Copy every line, leaving nothing out and adding nothing.

[Records from a data collection]
———
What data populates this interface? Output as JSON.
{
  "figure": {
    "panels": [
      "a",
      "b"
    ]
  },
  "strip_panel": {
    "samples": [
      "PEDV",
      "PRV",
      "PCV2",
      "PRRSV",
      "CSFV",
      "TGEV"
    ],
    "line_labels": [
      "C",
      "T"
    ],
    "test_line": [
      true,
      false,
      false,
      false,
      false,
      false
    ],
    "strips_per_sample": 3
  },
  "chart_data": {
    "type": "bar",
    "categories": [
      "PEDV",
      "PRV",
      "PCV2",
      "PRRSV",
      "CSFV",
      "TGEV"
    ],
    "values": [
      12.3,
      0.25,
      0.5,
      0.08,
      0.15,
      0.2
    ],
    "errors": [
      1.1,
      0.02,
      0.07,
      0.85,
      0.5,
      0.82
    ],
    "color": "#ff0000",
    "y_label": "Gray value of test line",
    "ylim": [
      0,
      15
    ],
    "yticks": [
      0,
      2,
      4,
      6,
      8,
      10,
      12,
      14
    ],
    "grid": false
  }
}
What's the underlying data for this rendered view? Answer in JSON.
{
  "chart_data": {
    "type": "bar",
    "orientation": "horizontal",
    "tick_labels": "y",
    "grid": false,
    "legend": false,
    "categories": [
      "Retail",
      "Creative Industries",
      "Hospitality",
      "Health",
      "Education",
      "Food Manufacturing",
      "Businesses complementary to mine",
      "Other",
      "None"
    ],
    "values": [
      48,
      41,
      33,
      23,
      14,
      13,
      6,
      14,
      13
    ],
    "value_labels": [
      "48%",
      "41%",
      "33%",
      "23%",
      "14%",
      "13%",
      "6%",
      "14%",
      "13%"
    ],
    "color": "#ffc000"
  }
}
———
_Task result_
What data populates this interface? Output as JSON.
{
  "figure": {
    "panels": [
      "a",
      "b"
    ]
  },
  "strip_panel": {
    "samples": [
      "PEDV",
      "PRV",
      "PCV2",
      "PRRSV",
      "CSFV",
      "TGEV"
    ],
    "line_labels": [
      "C",
      "T"
    ],
    "test_line": [
      true,
      false,
      false,
      false,
      false,
      false
    ],
    "strips_per_sample": 3
  },
  "chart_data": {
    "type": "bar",
    "categories": [
      "PEDV",
      "PRV",
      "PCV2",
      "PRRSV",
      "CSFV",
      "TGEV"
    ],
    "values": [
      12.3,
      0.25,
      0.5,
      0.08,
      0.15,
      0.2
    ],
    "errors": [
      1.1,
      0.02,
      0.07,
      0.85,
      0.5,
      0.82
    ],
    "color": "#ff0000",
    "y_label": "Gray value of test line",
    "ylim": [
      0,
      15
    ],
    "yticks": [
      0,
      2,
      4,
      6,
      8,
      10,
      12,
      14
    ],
    "grid": false
  }
}
What's the underlying data for this rendered view? Answer in JSON.
{
  "chart_data": {
    "type": "bar",
    "orientation": "horizontal",
    "tick_labels": "y",
    "grid": false,
    "legend": false,
    "categories": [
      "Retail",
      "Creative Industries",
      "Hospitality",
      "Health",
      "Education",
      "Food Manufacturing",
      "Businesses complementary to mine",
      "Other",
      "None"
    ],
    "values": [
      48,
      41,
      33,
      23,
      14,
      13,
      6,
      14,
      13
    ],
    "value_labels": [
      "48%",
      "41%",
      "33%",
      "23%",
      "14%",
      "13%",
      "6%",
      "14%",
      "13%"
    ],
    "color": "#ffc000"
  }
}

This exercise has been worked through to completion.